__Goal__: Review the listing and copy each line that holds the word "phone".

─── Records shown

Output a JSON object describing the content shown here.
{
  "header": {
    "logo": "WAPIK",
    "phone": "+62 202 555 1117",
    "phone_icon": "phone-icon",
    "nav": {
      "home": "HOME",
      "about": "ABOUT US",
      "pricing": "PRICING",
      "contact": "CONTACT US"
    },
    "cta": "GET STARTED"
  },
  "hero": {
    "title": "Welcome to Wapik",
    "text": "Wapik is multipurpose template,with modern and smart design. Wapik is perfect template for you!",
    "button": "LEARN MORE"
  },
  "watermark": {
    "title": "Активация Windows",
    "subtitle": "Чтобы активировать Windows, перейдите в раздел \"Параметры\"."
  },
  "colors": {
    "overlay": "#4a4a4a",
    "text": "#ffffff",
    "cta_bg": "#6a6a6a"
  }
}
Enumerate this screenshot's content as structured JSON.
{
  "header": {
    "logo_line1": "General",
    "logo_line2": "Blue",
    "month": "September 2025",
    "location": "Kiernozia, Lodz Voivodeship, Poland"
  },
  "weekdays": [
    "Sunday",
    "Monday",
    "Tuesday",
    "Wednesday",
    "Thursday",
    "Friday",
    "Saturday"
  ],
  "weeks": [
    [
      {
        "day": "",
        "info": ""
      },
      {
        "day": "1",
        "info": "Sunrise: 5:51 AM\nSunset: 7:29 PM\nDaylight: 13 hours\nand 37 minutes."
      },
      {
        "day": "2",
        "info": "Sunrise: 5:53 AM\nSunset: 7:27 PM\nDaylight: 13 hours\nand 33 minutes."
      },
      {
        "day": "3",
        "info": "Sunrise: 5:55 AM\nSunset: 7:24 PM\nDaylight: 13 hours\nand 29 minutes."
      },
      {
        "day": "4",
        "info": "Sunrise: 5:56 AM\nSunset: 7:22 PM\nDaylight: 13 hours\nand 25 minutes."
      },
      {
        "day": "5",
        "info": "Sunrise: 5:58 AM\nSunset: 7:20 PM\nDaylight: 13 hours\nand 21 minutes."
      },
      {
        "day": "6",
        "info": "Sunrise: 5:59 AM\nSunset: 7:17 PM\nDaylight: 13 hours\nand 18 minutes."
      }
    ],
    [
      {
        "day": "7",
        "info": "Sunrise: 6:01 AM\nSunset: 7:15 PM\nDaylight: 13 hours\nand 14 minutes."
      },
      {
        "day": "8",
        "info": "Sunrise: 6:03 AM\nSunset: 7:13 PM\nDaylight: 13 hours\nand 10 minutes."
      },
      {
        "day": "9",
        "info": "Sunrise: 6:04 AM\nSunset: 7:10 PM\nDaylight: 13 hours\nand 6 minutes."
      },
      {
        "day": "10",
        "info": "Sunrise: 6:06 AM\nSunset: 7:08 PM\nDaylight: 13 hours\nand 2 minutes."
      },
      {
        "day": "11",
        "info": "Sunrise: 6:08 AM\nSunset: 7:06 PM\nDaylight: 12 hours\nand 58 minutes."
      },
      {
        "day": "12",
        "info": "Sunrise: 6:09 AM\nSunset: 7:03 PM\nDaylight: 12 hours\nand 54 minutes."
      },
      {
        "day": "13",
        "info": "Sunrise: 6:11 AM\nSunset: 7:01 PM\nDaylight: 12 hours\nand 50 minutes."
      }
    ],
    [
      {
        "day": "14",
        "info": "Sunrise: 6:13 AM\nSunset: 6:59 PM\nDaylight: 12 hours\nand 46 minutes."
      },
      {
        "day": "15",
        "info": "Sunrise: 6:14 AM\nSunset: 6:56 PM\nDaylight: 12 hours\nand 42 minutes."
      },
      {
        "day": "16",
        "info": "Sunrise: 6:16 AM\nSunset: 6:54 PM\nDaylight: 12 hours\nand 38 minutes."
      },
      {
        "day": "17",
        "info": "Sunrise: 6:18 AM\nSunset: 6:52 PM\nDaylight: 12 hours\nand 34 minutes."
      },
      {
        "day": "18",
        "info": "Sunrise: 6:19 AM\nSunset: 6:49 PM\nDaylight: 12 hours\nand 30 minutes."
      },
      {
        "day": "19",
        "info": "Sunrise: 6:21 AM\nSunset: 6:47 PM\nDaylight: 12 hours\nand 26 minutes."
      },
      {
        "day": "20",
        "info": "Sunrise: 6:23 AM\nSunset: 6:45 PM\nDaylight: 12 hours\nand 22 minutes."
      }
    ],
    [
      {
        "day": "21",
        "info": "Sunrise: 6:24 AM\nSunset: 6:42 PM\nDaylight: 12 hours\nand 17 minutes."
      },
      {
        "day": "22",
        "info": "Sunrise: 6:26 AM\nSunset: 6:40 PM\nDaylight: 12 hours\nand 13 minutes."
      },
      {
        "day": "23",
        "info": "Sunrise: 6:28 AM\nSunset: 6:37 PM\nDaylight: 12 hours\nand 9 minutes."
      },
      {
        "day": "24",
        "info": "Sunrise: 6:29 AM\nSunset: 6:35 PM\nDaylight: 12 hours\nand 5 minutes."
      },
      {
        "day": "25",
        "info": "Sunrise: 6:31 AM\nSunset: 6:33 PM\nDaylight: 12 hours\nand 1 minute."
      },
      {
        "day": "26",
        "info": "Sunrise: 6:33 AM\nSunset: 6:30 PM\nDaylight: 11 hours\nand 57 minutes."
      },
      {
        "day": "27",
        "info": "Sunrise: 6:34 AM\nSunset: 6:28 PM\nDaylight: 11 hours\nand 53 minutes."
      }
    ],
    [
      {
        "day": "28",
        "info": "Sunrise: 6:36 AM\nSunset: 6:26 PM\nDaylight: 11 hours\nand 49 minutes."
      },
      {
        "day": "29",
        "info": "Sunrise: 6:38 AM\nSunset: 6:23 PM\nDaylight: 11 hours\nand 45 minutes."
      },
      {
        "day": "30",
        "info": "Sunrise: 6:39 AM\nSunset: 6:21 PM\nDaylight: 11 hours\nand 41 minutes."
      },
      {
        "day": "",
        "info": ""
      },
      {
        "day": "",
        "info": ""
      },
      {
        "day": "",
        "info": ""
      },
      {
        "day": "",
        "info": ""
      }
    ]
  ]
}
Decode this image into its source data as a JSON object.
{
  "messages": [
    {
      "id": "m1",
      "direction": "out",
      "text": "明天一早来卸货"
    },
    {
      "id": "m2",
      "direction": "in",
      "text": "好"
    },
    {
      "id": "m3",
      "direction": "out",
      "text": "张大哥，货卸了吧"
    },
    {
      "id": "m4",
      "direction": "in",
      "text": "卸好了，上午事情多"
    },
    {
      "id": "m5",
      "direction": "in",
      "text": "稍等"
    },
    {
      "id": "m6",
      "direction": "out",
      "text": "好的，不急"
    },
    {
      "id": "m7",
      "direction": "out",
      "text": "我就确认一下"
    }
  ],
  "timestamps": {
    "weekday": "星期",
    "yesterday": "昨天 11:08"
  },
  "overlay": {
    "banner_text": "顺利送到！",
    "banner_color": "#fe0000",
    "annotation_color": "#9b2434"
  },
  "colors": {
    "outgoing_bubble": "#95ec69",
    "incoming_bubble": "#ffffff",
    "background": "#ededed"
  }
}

──────

__Finished exercise__:
    "phone": "+62 202 555 1117",
    "phone_icon": "phone-icon",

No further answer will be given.